WORK REQUIRED:
Your task is to print all of the data word for word.

MATERIAL FOR THIS EXERCISE:
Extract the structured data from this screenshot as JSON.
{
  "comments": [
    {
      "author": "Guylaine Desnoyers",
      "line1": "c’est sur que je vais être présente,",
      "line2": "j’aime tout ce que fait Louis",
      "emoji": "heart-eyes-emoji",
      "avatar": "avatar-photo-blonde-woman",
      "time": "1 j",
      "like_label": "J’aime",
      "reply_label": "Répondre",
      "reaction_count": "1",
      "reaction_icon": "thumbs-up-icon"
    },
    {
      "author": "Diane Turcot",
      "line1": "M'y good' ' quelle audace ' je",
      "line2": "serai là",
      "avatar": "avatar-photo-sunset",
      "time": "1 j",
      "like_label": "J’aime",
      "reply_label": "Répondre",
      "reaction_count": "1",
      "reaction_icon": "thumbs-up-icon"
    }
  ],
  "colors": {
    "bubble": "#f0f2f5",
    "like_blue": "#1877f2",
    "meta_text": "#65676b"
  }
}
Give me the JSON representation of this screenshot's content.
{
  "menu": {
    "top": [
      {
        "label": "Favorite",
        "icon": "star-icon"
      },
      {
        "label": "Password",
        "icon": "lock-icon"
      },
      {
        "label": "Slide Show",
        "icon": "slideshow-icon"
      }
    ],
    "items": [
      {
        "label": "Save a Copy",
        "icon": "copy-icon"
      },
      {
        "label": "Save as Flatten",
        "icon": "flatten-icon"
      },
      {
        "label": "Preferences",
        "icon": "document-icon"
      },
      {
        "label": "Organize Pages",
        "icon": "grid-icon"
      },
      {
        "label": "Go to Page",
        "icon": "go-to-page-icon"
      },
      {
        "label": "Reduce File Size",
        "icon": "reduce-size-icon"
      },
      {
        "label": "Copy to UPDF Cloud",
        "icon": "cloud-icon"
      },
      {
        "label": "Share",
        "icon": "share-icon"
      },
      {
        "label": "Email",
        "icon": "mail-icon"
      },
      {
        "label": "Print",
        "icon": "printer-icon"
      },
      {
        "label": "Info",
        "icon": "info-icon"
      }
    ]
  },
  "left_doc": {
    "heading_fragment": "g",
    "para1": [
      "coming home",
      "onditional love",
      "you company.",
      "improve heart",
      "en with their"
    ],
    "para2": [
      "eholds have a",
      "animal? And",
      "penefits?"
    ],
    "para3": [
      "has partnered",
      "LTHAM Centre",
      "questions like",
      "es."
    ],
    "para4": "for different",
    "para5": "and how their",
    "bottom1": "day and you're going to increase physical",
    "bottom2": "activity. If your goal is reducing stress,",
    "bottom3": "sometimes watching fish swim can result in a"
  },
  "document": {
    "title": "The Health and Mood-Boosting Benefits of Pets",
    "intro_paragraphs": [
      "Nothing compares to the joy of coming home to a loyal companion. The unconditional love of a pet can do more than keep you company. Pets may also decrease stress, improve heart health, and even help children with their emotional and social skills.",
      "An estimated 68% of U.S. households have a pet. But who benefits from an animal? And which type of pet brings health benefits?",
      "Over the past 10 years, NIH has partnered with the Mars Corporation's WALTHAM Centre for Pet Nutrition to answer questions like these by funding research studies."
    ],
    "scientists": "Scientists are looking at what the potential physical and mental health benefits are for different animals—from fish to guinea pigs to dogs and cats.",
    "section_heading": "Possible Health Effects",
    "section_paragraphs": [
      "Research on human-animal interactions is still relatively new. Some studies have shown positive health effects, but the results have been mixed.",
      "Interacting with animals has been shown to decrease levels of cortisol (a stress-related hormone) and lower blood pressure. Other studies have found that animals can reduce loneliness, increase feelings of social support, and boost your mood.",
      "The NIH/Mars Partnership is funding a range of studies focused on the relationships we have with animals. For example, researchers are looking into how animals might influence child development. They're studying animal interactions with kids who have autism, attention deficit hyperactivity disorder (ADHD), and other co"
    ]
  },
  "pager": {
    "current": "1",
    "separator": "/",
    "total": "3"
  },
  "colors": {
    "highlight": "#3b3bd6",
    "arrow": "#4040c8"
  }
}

IN RESPONSE:
Extract the structured data from this screenshot as JSON.
{
  "comments": [
    {
      "author": "Guylaine Desnoyers",
      "line1": "c’est sur que je vais être présente,",
      "line2": "j’aime tout ce que fait Louis",
      "emoji": "heart-eyes-emoji",
      "avatar": "avatar-photo-blonde-woman",
      "time": "1 j",
      "like_label": "J’aime",
      "reply_label": "Répondre",
      "reaction_count": "1",
      "reaction_icon": "thumbs-up-icon"
    },
    {
      "author": "Diane Turcot",
      "line1": "M'y good' ' quelle audace ' je",
      "line2": "serai là",
      "avatar": "avatar-photo-sunset",
      "time": "1 j",
      "like_label": "J’aime",
      "reply_label": "Répondre",
      "reaction_count": "1",
      "reaction_icon": "thumbs-up-icon"
    }
  ],
  "colors": {
    "bubble": "#f0f2f5",
    "like_blue": "#1877f2",
    "meta_text": "#65676b"
  }
}
Give me the JSON representation of this screenshot's content.
{
  "menu": {
    "top": [
      {
        "label": "Favorite",
        "icon": "star-icon"
      },
      {
        "label": "Password",
        "icon": "lock-icon"
      },
      {
        "label": "Slide Show",
        "icon": "slideshow-icon"
      }
    ],
    "items": [
      {
        "label": "Save a Copy",
        "icon": "copy-icon"
      },
      {
        "label": "Save as Flatten",
        "icon": "flatten-icon"
      },
      {
        "label": "Preferences",
        "icon": "document-icon"
      },
      {
        "label": "Organize Pages",
        "icon": "grid-icon"
      },
      {
        "label": "Go to Page",
        "icon": "go-to-page-icon"
      },
      {
        "label": "Reduce File Size",
        "icon": "reduce-size-icon"
      },
      {
        "label": "Copy to UPDF Cloud",
        "icon": "cloud-icon"
      },
      {
        "label": "Share",
        "icon": "share-icon"
      },
      {
        "label": "Email",
        "icon": "mail-icon"
      },
      {
        "label": "Print",
        "icon": "printer-icon"
      },
      {
        "label": "Info",
        "icon": "info-icon"
      }
    ]
  },
  "left_doc": {
    "heading_fragment": "g",
    "para1": [
      "coming home",
      "onditional love",
      "you company.",
      "improve heart",
      "en with their"
    ],
    "para2": [
      "eholds have a",
      "animal? And",
      "penefits?"
    ],
    "para3": [
      "has partnered",
      "LTHAM Centre",
      "questions like",
      "es."
    ],
    "para4": "for different",
    "para5": "and how their",
    "bottom1": "day and you're going to increase physical",
    "bottom2": "activity. If your goal is reducing stress,",
    "bottom3": "sometimes watching fish swim can result in a"
  },
  "document": {
    "title": "The Health and Mood-Boosting Benefits of Pets",
    "intro_paragraphs": [
      "Nothing compares to the joy of coming home to a loyal companion. The unconditional love of a pet can do more than keep you company. Pets may also decrease stress, improve heart health, and even help children with their emotional and social skills.",
      "An estimated 68% of U.S. households have a pet. But who benefits from an animal? And which type of pet brings health benefits?",
      "Over the past 10 years, NIH has partnered with the Mars Corporation's WALTHAM Centre for Pet Nutrition to answer questions like these by funding research studies."
    ],
    "scientists": "Scientists are looking at what the potential physical and mental health benefits are for different animals—from fish to guinea pigs to dogs and cats.",
    "section_heading": "Possible Health Effects",
    "section_paragraphs": [
      "Research on human-animal interactions is still relatively new. Some studies have shown positive health effects, but the results have been mixed.",
      "Interacting with animals has been shown to decrease levels of cortisol (a stress-related hormone) and lower blood pressure. Other studies have found that animals can reduce loneliness, increase feelings of social support, and boost your mood.",
      "The NIH/Mars Partnership is funding a range of studies focused on the relationships we have with animals. For example, researchers are looking into how animals might influence child development. They're studying animal interactions with kids who have autism, attention deficit hyperactivity disorder (ADHD), and other co"
    ]
  },
  "pager": {
    "current": "1",
    "separator": "/",
    "total": "3"
  },
  "colors": {
    "highlight": "#3b3bd6",
    "arrow": "#4040c8"
  }
}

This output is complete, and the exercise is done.